[Dataset entries]
::::::::::

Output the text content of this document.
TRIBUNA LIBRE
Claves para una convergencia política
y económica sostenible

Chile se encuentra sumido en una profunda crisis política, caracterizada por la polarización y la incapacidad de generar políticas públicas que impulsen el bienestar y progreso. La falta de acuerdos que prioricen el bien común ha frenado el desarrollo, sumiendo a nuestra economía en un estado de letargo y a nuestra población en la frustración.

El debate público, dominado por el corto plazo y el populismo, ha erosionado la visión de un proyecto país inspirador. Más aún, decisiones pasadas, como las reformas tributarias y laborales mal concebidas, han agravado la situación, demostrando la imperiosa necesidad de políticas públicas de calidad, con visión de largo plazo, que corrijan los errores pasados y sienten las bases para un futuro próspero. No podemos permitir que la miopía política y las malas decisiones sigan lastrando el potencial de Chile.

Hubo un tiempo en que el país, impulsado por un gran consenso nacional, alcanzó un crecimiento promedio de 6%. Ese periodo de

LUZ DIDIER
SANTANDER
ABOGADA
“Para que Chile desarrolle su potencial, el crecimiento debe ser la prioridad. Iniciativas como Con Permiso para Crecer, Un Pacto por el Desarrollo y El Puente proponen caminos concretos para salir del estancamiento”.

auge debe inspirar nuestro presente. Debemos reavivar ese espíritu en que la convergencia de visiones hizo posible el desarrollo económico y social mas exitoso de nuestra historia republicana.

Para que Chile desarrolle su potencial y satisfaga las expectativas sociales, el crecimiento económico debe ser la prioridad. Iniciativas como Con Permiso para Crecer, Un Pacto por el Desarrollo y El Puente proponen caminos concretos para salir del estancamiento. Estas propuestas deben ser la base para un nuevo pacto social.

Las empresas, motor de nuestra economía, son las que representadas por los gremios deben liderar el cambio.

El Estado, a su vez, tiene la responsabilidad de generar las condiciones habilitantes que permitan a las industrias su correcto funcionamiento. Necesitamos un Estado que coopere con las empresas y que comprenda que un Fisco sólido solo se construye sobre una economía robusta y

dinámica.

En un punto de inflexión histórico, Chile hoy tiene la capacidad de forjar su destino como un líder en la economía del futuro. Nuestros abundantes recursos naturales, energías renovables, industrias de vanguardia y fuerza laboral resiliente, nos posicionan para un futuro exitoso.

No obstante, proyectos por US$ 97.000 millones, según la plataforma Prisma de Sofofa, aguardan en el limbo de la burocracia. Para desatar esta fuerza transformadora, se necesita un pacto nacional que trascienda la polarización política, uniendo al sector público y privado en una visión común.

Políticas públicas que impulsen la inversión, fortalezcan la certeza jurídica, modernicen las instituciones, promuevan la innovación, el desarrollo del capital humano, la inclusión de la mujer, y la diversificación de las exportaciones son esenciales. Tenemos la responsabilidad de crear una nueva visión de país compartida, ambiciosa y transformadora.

::::::::::

What to produce: Search the entries for "Puente" and copy out each line that has it.

Written answer:
“Para que Chile desarrolle su potencial, el crecimiento debe ser la prioridad. Iniciativas como Con Permiso para Crecer, Un Pacto por el Desarrollo y El Puente proponen caminos concretos para salir del estancamiento”.
Para que Chile desarrolle su potencial y satisfaga las expectativas sociales, el crecimiento económico debe ser la prioridad. Iniciativas como Con Permiso para Crecer, Un Pacto por el Desarrollo y El Puente proponen caminos concretos para salir del estancamiento. Estas propuestas deben ser la base para un nuevo pacto social.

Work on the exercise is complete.